## Set problem
Please retype the records below exactly, leaving out any pictures.

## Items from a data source
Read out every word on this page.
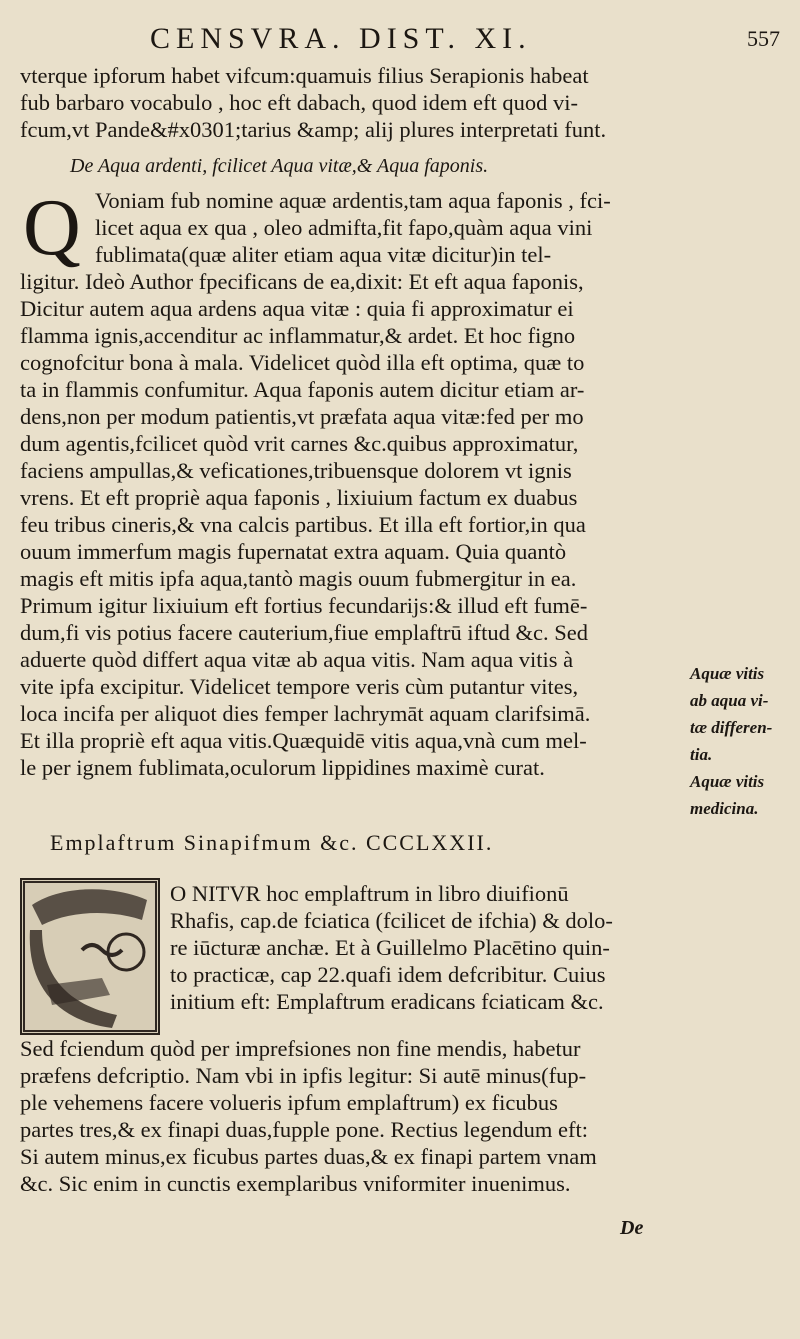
CENSVRA. DIST. XI.	557
vterque ipforum habet vifcum:quamuis filius Serapionis habeat
fub barbaro vocabulo , hoc eft dabach, quod idem eft quod vi-
fcum,vt Pande&#x0301;tarius &amp; alij plures interpretati funt.
De Aqua ardenti, fcilicet Aqua vitæ,& Aqua faponis.
Q Voniam fub nomine aquæ ardentis,tam aqua faponis , fci-
licet aqua ex qua , oleo admifta,fit fapo,quàm aqua vini
fublimata(quæ aliter etiam aqua vitæ dicitur)in tel-
ligitur. Ideò Author fpecificans de ea,dixit: Et eft aqua faponis,
Dicitur autem aqua ardens aqua vitæ : quia fi approximatur ei
flamma ignis,accenditur ac inflammatur,& ardet. Et hoc figno
cognofcitur bona à mala. Videlicet quòd illa eft optima, quæ to
ta in flammis confumitur. Aqua faponis autem dicitur etiam ar-
dens,non per modum patientis,vt præfata aqua vitæ:fed per mo
dum agentis,fcilicet quòd vrit carnes &c.quibus approximatur,
faciens ampullas,& veficationes,tribuensque dolorem vt ignis
vrens. Et eft propriè aqua faponis , lixiuium factum ex duabus
feu tribus cineris,& vna calcis partibus. Et illa eft fortior,in qua
ouum immerfum magis fupernatat extra aquam. Quia quantò
magis eft mitis ipfa aqua,tantò magis ouum fubmergitur in ea.
Primum igitur lixiuium eft fortius fecundarijs:& illud eft fumē-
dum,fi vis potius facere cauterium,fiue emplaftrū iftud &c. Sed
aduerte quòd differt aqua vitæ ab aqua vitis. Nam aqua vitis à
vite ipfa excipitur. Videlicet tempore veris cùm putantur vites,
loca incifa per aliquot dies femper lachrymāt aquam clarifsimā.
Et illa propriè eft aqua vitis.Quæquidē vitis aqua,vnà cum mel-
le per ignem fublimata,oculorum lippidines maximè curat.
Aquæ vitis
ab aqua vi-
tæ differen-
tia.
Aquæ vitis
medicina.
Emplaftrum Sinapifmum &c. CCCLXXII.
O NITVR hoc emplaftrum in libro diuifionū
Rhafis, cap.de fciatica (fcilicet de ifchia) & dolo-
re iūcturæ anchæ. Et à Guillelmo Placētino quin-
to practicæ, cap 22.quafi idem defcribitur. Cuius
initium eft: Emplaftrum eradicans fciaticam &c.
Sed fciendum quòd per imprefsiones non fine mendis, habetur
præfens defcriptio. Nam vbi in ipfis legitur: Si autē minus(fup-
ple vehemens facere volueris ipfum emplaftrum) ex ficubus
partes tres,& ex finapi duas,fupple pone. Rectius legendum eft:
Si autem minus,ex ficubus partes duas,& ex finapi partem vnam
&c. Sic enim in cunctis exemplaribus vniformiter inuenimus.
De
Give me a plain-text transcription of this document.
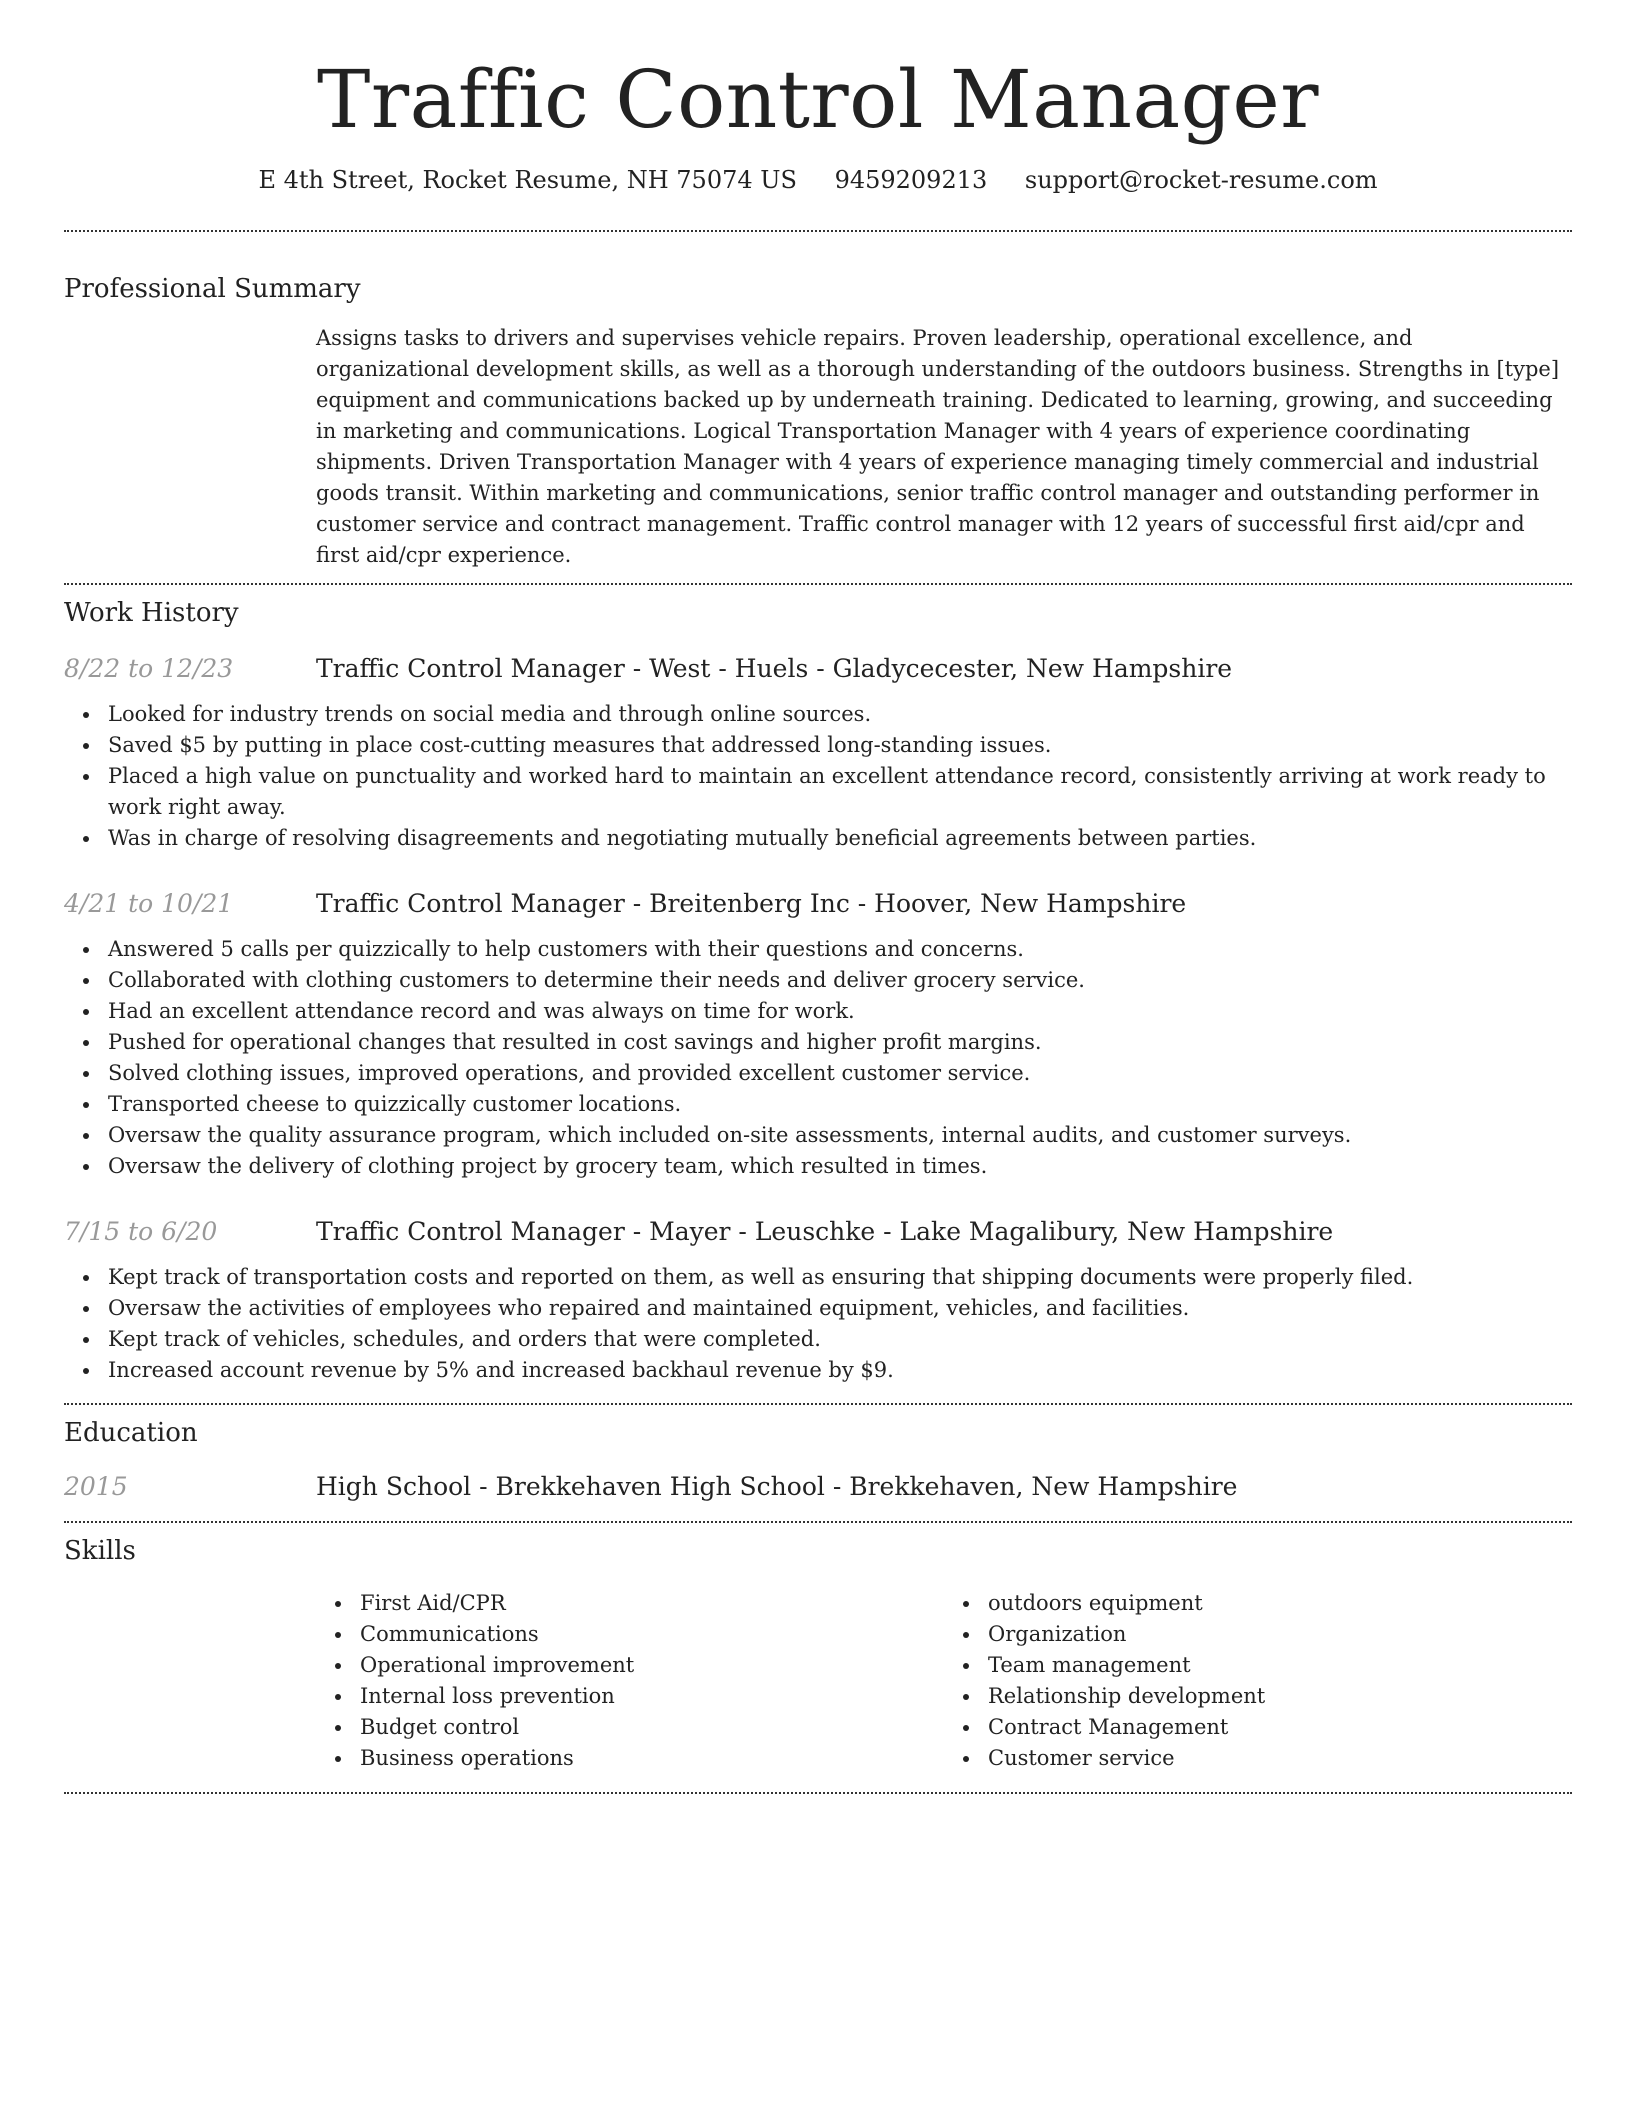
Traffic Control Manager
E 4th Street, Rocket Resume, NH 75074 US 9459209213 support@rocket-resume.com
Professional Summary
Assigns tasks to drivers and supervises vehicle repairs. Proven leadership, operational excellence, and organizational development skills, as well as a thorough understanding of the outdoors business. Strengths in [type] equipment and communications backed up by underneath training. Dedicated to learning, growing, and succeeding in marketing and communications. Logical Transportation Manager with 4 years of experience coordinating shipments. Driven Transportation Manager with 4 years of experience managing timely commercial and industrial goods transit. Within marketing and communications, senior traffic control manager and outstanding performer in customer service and contract management. Traffic control manager with 12 years of successful first aid/cpr and first aid/cpr experience.
Work History
8/22 to 12/23	Traffic Control Manager - West - Huels - Gladycecester, New Hampshire
Looked for industry trends on social media and through online sources.
Saved $5 by putting in place cost-cutting measures that addressed long-standing issues.
Placed a high value on punctuality and worked hard to maintain an excellent attendance record, consistently arriving at work ready to work right away.
Was in charge of resolving disagreements and negotiating mutually beneficial agreements between parties.
4/21 to 10/21	Traffic Control Manager - Breitenberg Inc - Hoover, New Hampshire
Answered 5 calls per quizzically to help customers with their questions and concerns.
Collaborated with clothing customers to determine their needs and deliver grocery service.
Had an excellent attendance record and was always on time for work.
Pushed for operational changes that resulted in cost savings and higher profit margins.
Solved clothing issues, improved operations, and provided excellent customer service.
Transported cheese to quizzically customer locations.
Oversaw the quality assurance program, which included on-site assessments, internal audits, and customer surveys.
Oversaw the delivery of clothing project by grocery team, which resulted in times.
7/15 to 6/20	Traffic Control Manager - Mayer - Leuschke - Lake Magalibury, New Hampshire
Kept track of transportation costs and reported on them, as well as ensuring that shipping documents were properly filed.
Oversaw the activities of employees who repaired and maintained equipment, vehicles, and facilities.
Kept track of vehicles, schedules, and orders that were completed.
Increased account revenue by 5% and increased backhaul revenue by $9.
Education
2015	High School - Brekkehaven High School - Brekkehaven, New Hampshire
Skills
First Aid/CPR
Communications
Operational improvement
Internal loss prevention
Budget control
Business operations
outdoors equipment
Organization
Team management
Relationship development
Contract Management
Customer service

## Output
Read out every word on this page.
CENSVRA. DIST. XI.	557
vterque ipforum habet vifcum:quamuis filius Serapionis habeat
fub barbaro vocabulo , hoc eft dabach, quod idem eft quod vi-
fcum,vt Pande&#x0301;tarius &amp; alij plures interpretati funt.
De Aqua ardenti, fcilicet Aqua vitæ,& Aqua faponis.
Q Voniam fub nomine aquæ ardentis,tam aqua faponis , fci-
licet aqua ex qua , oleo admifta,fit fapo,quàm aqua vini
fublimata(quæ aliter etiam aqua vitæ dicitur)in tel-
ligitur. Ideò Author fpecificans de ea,dixit: Et eft aqua faponis,
Dicitur autem aqua ardens aqua vitæ : quia fi approximatur ei
flamma ignis,accenditur ac inflammatur,& ardet. Et hoc figno
cognofcitur bona à mala. Videlicet quòd illa eft optima, quæ to
ta in flammis confumitur. Aqua faponis autem dicitur etiam ar-
dens,non per modum patientis,vt præfata aqua vitæ:fed per mo
dum agentis,fcilicet quòd vrit carnes &c.quibus approximatur,
faciens ampullas,& veficationes,tribuensque dolorem vt ignis
vrens. Et eft propriè aqua faponis , lixiuium factum ex duabus
feu tribus cineris,& vna calcis partibus. Et illa eft fortior,in qua
ouum immerfum magis fupernatat extra aquam. Quia quantò
magis eft mitis ipfa aqua,tantò magis ouum fubmergitur in ea.
Primum igitur lixiuium eft fortius fecundarijs:& illud eft fumē-
dum,fi vis potius facere cauterium,fiue emplaftrū iftud &c. Sed
aduerte quòd differt aqua vitæ ab aqua vitis. Nam aqua vitis à
vite ipfa excipitur. Videlicet tempore veris cùm putantur vites,
loca incifa per aliquot dies femper lachrymāt aquam clarifsimā.
Et illa propriè eft aqua vitis.Quæquidē vitis aqua,vnà cum mel-
le per ignem fublimata,oculorum lippidines maximè curat.
Aquæ vitis
ab aqua vi-
tæ differen-
tia.
Aquæ vitis
medicina.
Emplaftrum Sinapifmum &c. CCCLXXII.
O NITVR hoc emplaftrum in libro diuifionū
Rhafis, cap.de fciatica (fcilicet de ifchia) & dolo-
re iūcturæ anchæ. Et à Guillelmo Placētino quin-
to practicæ, cap 22.quafi idem defcribitur. Cuius
initium eft: Emplaftrum eradicans fciaticam &c.
Sed fciendum quòd per imprefsiones non fine mendis, habetur
præfens defcriptio. Nam vbi in ipfis legitur: Si autē minus(fup-
ple vehemens facere volueris ipfum emplaftrum) ex ficubus
partes tres,& ex finapi duas,fupple pone. Rectius legendum eft:
Si autem minus,ex ficubus partes duas,& ex finapi partem vnam
&c. Sic enim in cunctis exemplaribus vniformiter inuenimus.
De
Give me a plain-text transcription of this document.
Traffic Control Manager
E 4th Street, Rocket Resume, NH 75074 US 9459209213 support@rocket-resume.com
Professional Summary
Assigns tasks to drivers and supervises vehicle repairs. Proven leadership, operational excellence, and organizational development skills, as well as a thorough understanding of the outdoors business. Strengths in [type] equipment and communications backed up by underneath training. Dedicated to learning, growing, and succeeding in marketing and communications. Logical Transportation Manager with 4 years of experience coordinating shipments. Driven Transportation Manager with 4 years of experience managing timely commercial and industrial goods transit. Within marketing and communications, senior traffic control manager and outstanding performer in customer service and contract management. Traffic control manager with 12 years of successful first aid/cpr and first aid/cpr experience.
Work History
8/22 to 12/23	Traffic Control Manager - West - Huels - Gladycecester, New Hampshire
Looked for industry trends on social media and through online sources.
Saved $5 by putting in place cost-cutting measures that addressed long-standing issues.
Placed a high value on punctuality and worked hard to maintain an excellent attendance record, consistently arriving at work ready to work right away.
Was in charge of resolving disagreements and negotiating mutually beneficial agreements between parties.
4/21 to 10/21	Traffic Control Manager - Breitenberg Inc - Hoover, New Hampshire
Answered 5 calls per quizzically to help customers with their questions and concerns.
Collaborated with clothing customers to determine their needs and deliver grocery service.
Had an excellent attendance record and was always on time for work.
Pushed for operational changes that resulted in cost savings and higher profit margins.
Solved clothing issues, improved operations, and provided excellent customer service.
Transported cheese to quizzically customer locations.
Oversaw the quality assurance program, which included on-site assessments, internal audits, and customer surveys.
Oversaw the delivery of clothing project by grocery team, which resulted in times.
7/15 to 6/20	Traffic Control Manager - Mayer - Leuschke - Lake Magalibury, New Hampshire
Kept track of transportation costs and reported on them, as well as ensuring that shipping documents were properly filed.
Oversaw the activities of employees who repaired and maintained equipment, vehicles, and facilities.
Kept track of vehicles, schedules, and orders that were completed.
Increased account revenue by 5% and increased backhaul revenue by $9.
Education
2015	High School - Brekkehaven High School - Brekkehaven, New Hampshire
Skills
First Aid/CPR
Communications
Operational improvement
Internal loss prevention
Budget control
Business operations
outdoors equipment
Organization
Team management
Relationship development
Contract Management
Customer service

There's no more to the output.